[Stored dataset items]
---
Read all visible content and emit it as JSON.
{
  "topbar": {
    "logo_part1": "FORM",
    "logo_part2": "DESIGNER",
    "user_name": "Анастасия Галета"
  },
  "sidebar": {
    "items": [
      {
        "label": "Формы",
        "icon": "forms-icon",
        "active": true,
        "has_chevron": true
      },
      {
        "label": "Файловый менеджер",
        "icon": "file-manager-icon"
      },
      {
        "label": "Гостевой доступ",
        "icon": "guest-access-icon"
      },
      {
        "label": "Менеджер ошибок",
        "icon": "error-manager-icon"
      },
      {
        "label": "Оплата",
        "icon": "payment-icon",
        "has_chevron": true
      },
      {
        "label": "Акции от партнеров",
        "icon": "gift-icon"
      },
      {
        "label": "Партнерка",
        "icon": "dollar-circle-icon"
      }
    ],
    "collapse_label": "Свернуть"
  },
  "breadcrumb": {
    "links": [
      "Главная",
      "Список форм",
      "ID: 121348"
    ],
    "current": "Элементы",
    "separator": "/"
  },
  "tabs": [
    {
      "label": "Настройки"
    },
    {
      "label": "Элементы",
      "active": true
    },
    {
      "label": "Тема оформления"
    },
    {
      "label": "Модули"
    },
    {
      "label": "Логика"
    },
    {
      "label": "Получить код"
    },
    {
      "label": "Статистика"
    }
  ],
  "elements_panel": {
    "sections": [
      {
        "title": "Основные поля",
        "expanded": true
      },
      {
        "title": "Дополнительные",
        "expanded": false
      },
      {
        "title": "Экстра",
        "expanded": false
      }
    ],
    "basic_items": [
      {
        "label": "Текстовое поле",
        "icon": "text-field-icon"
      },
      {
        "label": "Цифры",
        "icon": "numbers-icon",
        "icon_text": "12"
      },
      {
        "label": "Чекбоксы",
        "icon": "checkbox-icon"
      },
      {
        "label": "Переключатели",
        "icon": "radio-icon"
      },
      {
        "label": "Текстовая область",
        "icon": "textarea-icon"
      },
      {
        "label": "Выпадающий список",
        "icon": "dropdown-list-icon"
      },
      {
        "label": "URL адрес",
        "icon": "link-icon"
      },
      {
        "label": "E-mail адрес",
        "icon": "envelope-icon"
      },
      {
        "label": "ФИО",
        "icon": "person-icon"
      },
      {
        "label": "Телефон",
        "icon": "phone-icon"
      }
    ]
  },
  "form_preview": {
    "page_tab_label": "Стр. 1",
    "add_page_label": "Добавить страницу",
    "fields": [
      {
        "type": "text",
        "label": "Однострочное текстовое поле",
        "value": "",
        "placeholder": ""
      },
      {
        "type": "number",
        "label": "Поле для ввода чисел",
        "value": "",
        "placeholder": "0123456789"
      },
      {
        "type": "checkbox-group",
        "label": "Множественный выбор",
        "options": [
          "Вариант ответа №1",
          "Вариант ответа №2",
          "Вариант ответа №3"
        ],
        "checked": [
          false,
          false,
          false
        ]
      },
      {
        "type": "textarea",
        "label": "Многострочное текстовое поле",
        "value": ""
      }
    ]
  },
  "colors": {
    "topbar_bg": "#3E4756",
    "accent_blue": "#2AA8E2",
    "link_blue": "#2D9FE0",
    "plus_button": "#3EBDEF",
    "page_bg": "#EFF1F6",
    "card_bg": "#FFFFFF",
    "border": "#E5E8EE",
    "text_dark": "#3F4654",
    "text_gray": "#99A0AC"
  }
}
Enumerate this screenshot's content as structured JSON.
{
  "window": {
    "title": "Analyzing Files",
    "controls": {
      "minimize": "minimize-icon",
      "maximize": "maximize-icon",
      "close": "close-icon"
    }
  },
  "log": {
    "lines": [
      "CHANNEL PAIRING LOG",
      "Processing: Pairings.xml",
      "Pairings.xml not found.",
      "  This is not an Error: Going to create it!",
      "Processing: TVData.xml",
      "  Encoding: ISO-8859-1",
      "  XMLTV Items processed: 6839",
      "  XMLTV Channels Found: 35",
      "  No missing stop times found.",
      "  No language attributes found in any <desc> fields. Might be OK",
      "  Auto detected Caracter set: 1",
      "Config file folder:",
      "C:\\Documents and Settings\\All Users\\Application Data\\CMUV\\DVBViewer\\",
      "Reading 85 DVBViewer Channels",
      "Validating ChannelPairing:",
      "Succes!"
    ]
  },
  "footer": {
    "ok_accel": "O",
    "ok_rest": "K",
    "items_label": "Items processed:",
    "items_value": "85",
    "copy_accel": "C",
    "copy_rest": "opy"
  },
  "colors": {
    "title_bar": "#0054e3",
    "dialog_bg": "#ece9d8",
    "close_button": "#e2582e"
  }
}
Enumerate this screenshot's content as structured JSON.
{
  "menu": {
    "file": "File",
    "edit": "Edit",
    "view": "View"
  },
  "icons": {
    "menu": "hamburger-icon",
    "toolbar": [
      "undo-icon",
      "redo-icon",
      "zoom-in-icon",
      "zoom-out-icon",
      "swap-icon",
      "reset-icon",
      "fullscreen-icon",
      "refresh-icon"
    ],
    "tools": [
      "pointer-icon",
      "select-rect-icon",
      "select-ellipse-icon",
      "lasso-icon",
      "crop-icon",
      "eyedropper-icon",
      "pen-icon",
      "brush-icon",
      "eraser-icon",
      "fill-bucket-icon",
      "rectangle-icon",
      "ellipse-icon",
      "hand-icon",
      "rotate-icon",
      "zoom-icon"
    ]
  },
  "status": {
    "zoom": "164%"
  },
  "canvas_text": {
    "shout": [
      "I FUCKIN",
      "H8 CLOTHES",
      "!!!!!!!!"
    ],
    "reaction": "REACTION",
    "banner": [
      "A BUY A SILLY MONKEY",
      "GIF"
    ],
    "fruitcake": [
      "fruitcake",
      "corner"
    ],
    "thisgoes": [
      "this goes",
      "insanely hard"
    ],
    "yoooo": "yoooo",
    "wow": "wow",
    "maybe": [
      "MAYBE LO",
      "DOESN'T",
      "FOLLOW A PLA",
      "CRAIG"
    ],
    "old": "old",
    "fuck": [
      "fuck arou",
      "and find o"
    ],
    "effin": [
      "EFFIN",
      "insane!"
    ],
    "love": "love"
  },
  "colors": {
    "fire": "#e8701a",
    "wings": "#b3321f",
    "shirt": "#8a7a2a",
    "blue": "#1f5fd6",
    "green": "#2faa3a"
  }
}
---
(Requirement):
Show, from the material above, each line that includes the string "Channels".

(Output of the exercise):
      "  XMLTV Channels Found: 35",
      "Reading 85 DVBViewer Channels",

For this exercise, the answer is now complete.